## START
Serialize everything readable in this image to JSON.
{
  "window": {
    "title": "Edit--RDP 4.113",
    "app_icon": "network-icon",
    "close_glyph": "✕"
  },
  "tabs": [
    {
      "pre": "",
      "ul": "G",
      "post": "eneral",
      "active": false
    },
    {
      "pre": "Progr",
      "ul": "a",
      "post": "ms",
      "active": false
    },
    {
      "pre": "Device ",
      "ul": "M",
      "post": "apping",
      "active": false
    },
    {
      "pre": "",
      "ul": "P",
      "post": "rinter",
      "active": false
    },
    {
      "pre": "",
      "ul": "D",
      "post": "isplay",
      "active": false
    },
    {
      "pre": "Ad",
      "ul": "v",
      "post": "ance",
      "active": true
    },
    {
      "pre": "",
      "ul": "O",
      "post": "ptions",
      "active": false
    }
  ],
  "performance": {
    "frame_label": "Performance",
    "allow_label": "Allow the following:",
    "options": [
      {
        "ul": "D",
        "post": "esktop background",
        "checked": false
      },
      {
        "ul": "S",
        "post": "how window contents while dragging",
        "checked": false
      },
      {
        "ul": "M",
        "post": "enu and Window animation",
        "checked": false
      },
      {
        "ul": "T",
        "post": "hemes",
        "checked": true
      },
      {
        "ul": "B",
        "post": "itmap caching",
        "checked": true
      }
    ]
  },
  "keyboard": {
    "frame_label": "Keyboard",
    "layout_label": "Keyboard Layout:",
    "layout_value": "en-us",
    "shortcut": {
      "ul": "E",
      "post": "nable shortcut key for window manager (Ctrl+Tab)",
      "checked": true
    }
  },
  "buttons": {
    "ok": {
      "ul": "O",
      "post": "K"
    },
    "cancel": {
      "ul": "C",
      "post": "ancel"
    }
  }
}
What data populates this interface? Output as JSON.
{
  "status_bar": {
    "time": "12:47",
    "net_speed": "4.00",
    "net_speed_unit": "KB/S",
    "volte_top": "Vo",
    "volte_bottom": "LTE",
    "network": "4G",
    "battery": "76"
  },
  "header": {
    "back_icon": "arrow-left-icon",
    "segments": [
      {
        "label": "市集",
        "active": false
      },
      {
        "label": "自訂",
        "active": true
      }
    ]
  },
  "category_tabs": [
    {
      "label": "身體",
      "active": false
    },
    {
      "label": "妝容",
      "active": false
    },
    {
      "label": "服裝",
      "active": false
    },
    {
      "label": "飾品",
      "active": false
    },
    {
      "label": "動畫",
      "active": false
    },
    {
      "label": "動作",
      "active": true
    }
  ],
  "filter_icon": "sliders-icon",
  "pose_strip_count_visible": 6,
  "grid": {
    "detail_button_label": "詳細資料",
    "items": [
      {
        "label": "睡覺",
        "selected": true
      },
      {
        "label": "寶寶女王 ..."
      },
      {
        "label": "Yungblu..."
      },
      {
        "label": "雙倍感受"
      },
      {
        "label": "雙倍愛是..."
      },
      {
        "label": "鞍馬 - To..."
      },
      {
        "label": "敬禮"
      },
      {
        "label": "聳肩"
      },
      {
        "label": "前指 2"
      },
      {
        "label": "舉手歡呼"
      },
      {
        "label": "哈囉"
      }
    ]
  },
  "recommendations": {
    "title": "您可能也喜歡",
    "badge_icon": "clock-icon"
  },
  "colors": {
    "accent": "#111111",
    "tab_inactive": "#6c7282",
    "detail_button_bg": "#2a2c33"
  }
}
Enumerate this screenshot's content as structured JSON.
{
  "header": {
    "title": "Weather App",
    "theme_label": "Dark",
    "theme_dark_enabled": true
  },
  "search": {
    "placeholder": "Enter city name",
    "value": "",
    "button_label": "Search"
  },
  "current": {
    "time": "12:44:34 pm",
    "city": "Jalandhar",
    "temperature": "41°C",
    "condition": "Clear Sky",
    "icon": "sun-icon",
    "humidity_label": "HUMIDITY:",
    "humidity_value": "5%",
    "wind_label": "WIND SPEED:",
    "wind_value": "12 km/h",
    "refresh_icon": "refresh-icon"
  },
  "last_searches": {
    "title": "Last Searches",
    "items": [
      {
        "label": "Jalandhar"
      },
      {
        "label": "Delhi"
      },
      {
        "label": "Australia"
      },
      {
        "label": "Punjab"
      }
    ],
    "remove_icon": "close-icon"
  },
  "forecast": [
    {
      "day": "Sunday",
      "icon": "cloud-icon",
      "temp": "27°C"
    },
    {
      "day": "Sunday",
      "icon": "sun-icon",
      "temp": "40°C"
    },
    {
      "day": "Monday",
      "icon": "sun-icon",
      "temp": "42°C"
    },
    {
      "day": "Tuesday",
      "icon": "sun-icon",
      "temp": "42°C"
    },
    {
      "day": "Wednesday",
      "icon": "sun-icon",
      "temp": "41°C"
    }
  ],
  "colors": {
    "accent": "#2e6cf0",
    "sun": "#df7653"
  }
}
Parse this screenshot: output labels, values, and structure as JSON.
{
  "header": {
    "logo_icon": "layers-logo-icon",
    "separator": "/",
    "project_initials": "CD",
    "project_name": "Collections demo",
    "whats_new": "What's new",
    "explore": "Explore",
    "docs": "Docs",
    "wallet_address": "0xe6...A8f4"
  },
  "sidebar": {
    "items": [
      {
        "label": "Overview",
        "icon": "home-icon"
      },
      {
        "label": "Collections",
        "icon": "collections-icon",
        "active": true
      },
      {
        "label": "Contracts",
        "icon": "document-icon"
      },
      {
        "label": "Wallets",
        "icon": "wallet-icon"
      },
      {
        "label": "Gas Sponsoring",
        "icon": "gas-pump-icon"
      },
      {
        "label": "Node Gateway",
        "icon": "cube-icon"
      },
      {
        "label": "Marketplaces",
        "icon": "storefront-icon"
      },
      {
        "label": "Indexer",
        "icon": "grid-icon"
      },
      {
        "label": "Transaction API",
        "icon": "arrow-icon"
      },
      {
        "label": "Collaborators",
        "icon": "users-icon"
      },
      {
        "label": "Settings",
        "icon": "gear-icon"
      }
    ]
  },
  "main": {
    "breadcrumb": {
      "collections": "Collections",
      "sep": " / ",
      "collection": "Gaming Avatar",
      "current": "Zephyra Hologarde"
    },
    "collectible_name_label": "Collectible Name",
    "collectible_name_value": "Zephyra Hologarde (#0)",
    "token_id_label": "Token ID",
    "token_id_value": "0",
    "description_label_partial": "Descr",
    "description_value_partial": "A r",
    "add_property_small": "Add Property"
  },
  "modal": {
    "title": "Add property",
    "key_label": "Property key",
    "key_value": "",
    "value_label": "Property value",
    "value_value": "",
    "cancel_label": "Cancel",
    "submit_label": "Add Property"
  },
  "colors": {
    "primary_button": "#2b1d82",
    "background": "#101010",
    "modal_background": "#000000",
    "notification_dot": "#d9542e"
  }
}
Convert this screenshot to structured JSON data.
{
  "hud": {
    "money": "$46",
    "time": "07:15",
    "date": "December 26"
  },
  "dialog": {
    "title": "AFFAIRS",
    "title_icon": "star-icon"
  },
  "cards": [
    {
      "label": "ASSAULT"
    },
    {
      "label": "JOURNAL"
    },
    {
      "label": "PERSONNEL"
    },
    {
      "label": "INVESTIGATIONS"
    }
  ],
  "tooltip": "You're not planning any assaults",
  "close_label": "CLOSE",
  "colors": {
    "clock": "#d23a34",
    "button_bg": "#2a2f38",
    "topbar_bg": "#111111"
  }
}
## END
_Objective_:
Copy every line above in which the string "structured" shows up.

_Exercise response_:
Enumerate this screenshot's content as structured JSON.
Convert this screenshot to structured JSON data.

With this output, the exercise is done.